■ **What you should do**: Reproduce the records below in full and word for word, excluding pictures.

(Dataset entries on figures)
⁂

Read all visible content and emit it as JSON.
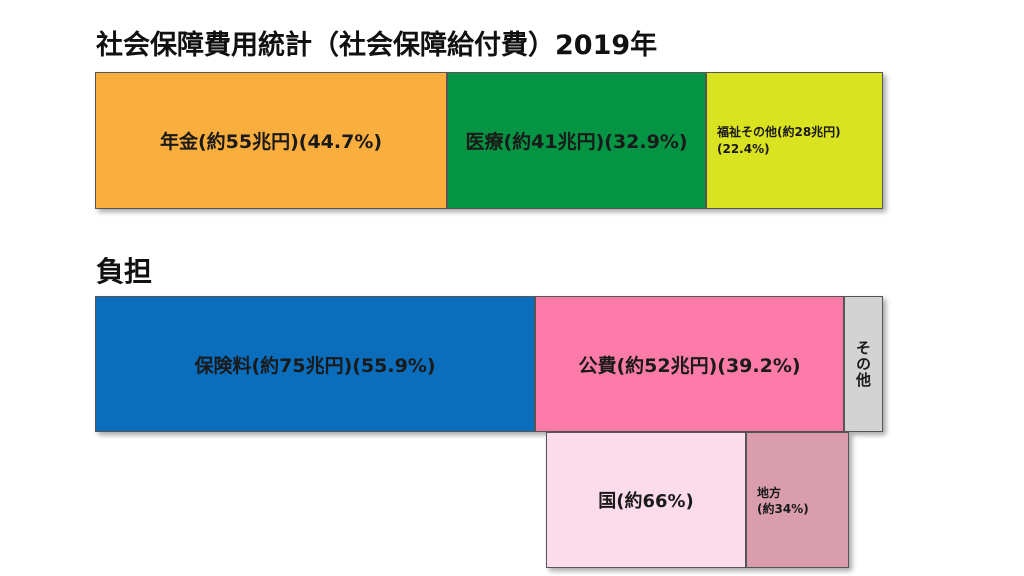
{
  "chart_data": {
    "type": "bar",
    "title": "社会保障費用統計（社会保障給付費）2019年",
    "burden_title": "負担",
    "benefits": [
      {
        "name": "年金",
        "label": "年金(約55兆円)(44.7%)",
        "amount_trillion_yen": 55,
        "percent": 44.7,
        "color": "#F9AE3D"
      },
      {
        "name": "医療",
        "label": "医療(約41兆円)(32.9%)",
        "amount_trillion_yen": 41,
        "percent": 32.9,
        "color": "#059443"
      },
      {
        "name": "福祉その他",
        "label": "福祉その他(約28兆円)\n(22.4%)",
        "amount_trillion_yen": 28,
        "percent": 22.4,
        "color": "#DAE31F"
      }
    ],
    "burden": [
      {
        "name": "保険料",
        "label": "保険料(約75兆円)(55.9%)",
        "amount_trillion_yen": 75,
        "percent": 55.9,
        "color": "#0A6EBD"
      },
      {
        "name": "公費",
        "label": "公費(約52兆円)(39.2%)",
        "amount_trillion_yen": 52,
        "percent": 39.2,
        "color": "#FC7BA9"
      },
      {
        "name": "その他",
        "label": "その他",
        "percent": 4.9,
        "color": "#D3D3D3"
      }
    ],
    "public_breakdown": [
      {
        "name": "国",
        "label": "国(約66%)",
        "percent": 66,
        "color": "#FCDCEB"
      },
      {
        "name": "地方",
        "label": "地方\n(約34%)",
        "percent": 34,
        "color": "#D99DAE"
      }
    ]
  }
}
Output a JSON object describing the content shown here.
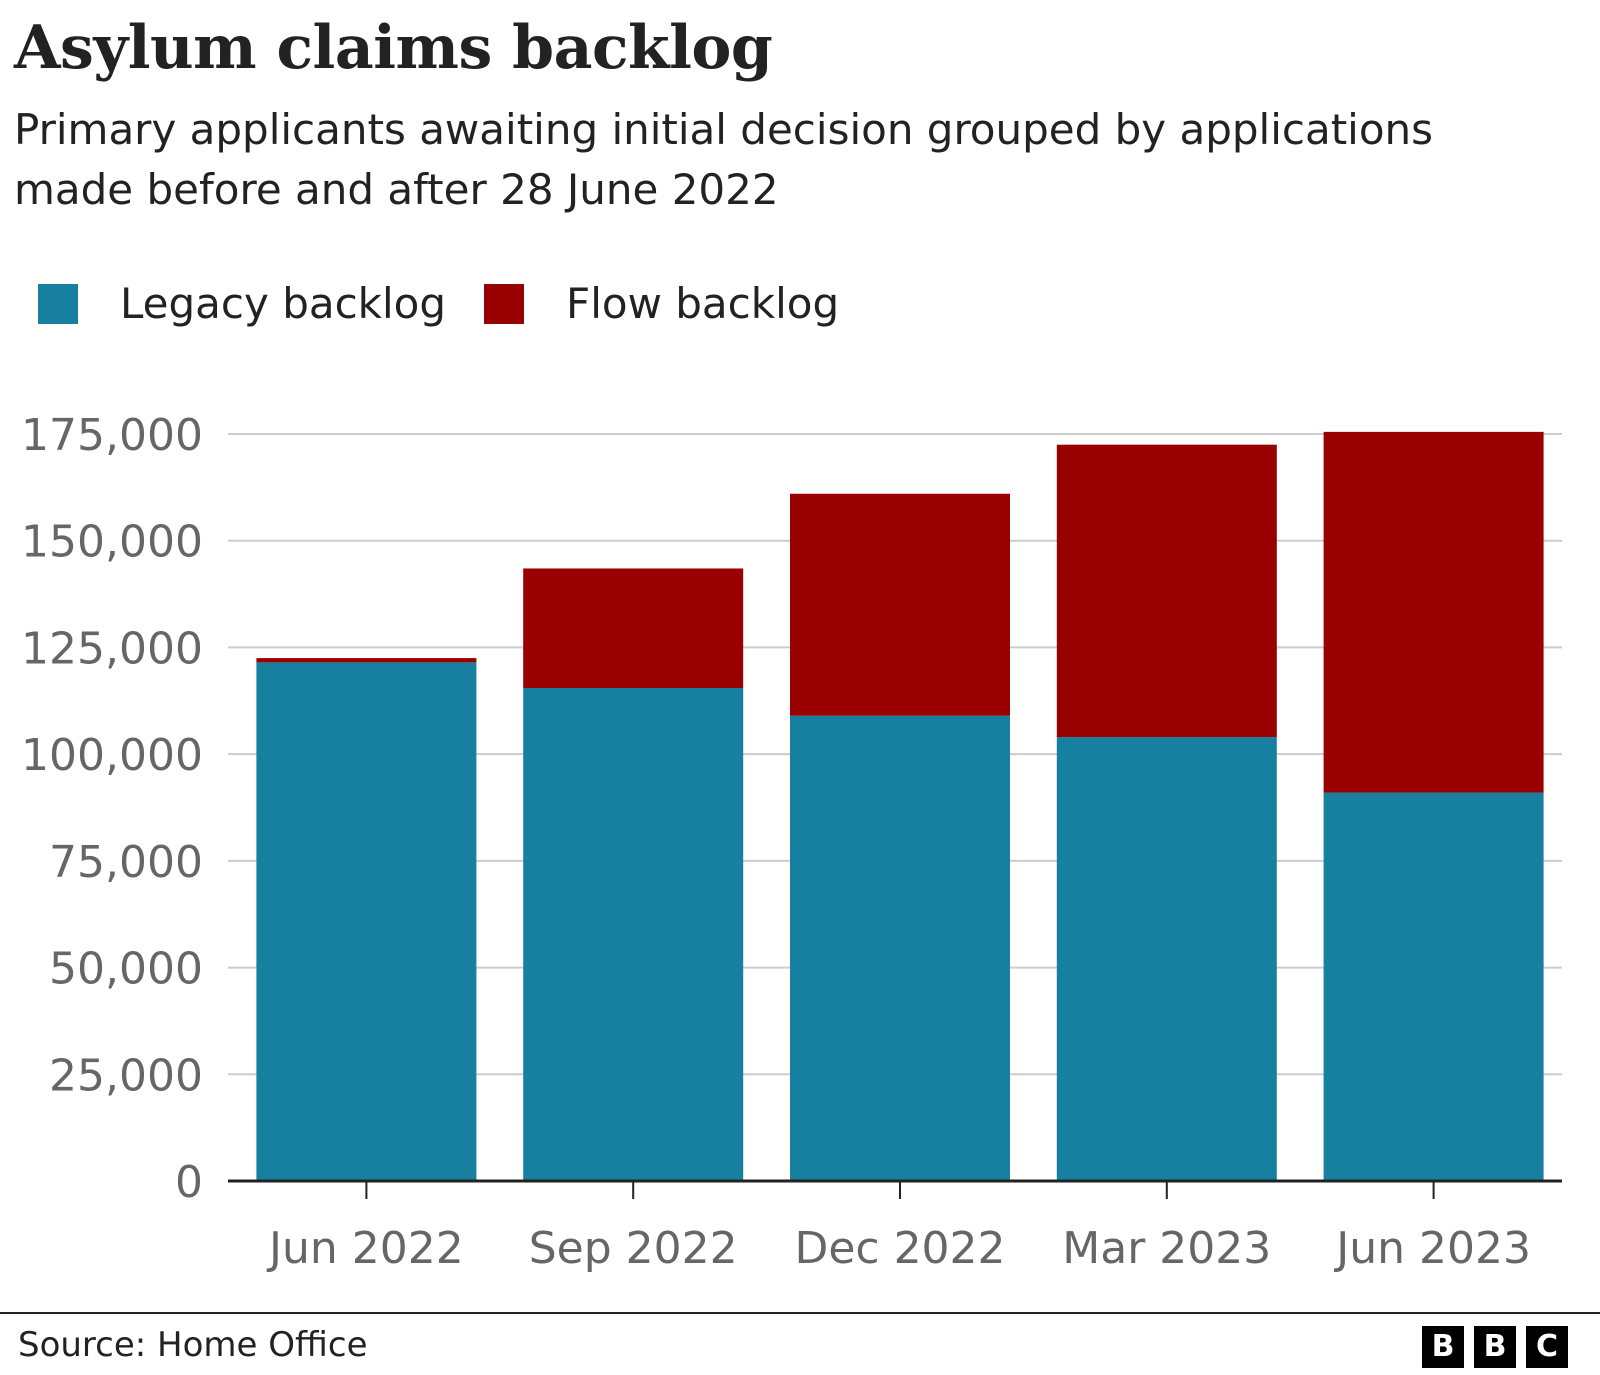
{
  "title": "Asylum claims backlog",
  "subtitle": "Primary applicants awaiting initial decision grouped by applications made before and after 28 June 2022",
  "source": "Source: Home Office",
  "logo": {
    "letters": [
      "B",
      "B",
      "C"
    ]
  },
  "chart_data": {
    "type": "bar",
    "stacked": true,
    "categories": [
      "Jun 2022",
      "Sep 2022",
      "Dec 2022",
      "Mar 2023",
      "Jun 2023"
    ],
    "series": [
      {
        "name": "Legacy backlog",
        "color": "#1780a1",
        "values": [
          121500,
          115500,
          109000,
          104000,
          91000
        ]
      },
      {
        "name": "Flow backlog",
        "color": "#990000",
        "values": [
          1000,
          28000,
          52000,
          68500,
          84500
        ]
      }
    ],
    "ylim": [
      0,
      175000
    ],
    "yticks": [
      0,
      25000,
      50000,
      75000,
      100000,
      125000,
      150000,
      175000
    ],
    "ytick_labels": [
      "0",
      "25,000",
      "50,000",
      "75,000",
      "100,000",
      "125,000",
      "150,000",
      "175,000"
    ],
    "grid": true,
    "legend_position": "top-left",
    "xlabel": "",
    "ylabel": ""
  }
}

⁂

■ **Solved problem**:
Read all visible content and emit it as JSON.
{
  "chart_data": {
    "type": "bar",
    "title": "社会保障費用統計（社会保障給付費）2019年",
    "burden_title": "負担",
    "benefits": [
      {
        "name": "年金",
        "label": "年金(約55兆円)(44.7%)",
        "amount_trillion_yen": 55,
        "percent": 44.7,
        "color": "#F9AE3D"
      },
      {
        "name": "医療",
        "label": "医療(約41兆円)(32.9%)",
        "amount_trillion_yen": 41,
        "percent": 32.9,
        "color": "#059443"
      },
      {
        "name": "福祉その他",
        "label": "福祉その他(約28兆円)\n(22.4%)",
        "amount_trillion_yen": 28,
        "percent": 22.4,
        "color": "#DAE31F"
      }
    ],
    "burden": [
      {
        "name": "保険料",
        "label": "保険料(約75兆円)(55.9%)",
        "amount_trillion_yen": 75,
        "percent": 55.9,
        "color": "#0A6EBD"
      },
      {
        "name": "公費",
        "label": "公費(約52兆円)(39.2%)",
        "amount_trillion_yen": 52,
        "percent": 39.2,
        "color": "#FC7BA9"
      },
      {
        "name": "その他",
        "label": "その他",
        "percent": 4.9,
        "color": "#D3D3D3"
      }
    ],
    "public_breakdown": [
      {
        "name": "国",
        "label": "国(約66%)",
        "percent": 66,
        "color": "#FCDCEB"
      },
      {
        "name": "地方",
        "label": "地方\n(約34%)",
        "percent": 34,
        "color": "#D99DAE"
      }
    ]
  }
}
Output a JSON object describing the content shown here.
{
  "title": "Asylum claims backlog",
  "subtitle": "Primary applicants awaiting initial decision grouped by applications made before and after 28 June 2022",
  "source": "Source: Home Office",
  "logo": {
    "letters": [
      "B",
      "B",
      "C"
    ]
  },
  "chart_data": {
    "type": "bar",
    "stacked": true,
    "categories": [
      "Jun 2022",
      "Sep 2022",
      "Dec 2022",
      "Mar 2023",
      "Jun 2023"
    ],
    "series": [
      {
        "name": "Legacy backlog",
        "color": "#1780a1",
        "values": [
          121500,
          115500,
          109000,
          104000,
          91000
        ]
      },
      {
        "name": "Flow backlog",
        "color": "#990000",
        "values": [
          1000,
          28000,
          52000,
          68500,
          84500
        ]
      }
    ],
    "ylim": [
      0,
      175000
    ],
    "yticks": [
      0,
      25000,
      50000,
      75000,
      100000,
      125000,
      150000,
      175000
    ],
    "ytick_labels": [
      "0",
      "25,000",
      "50,000",
      "75,000",
      "100,000",
      "125,000",
      "150,000",
      "175,000"
    ],
    "grid": true,
    "legend_position": "top-left",
    "xlabel": "",
    "ylabel": ""
  }
}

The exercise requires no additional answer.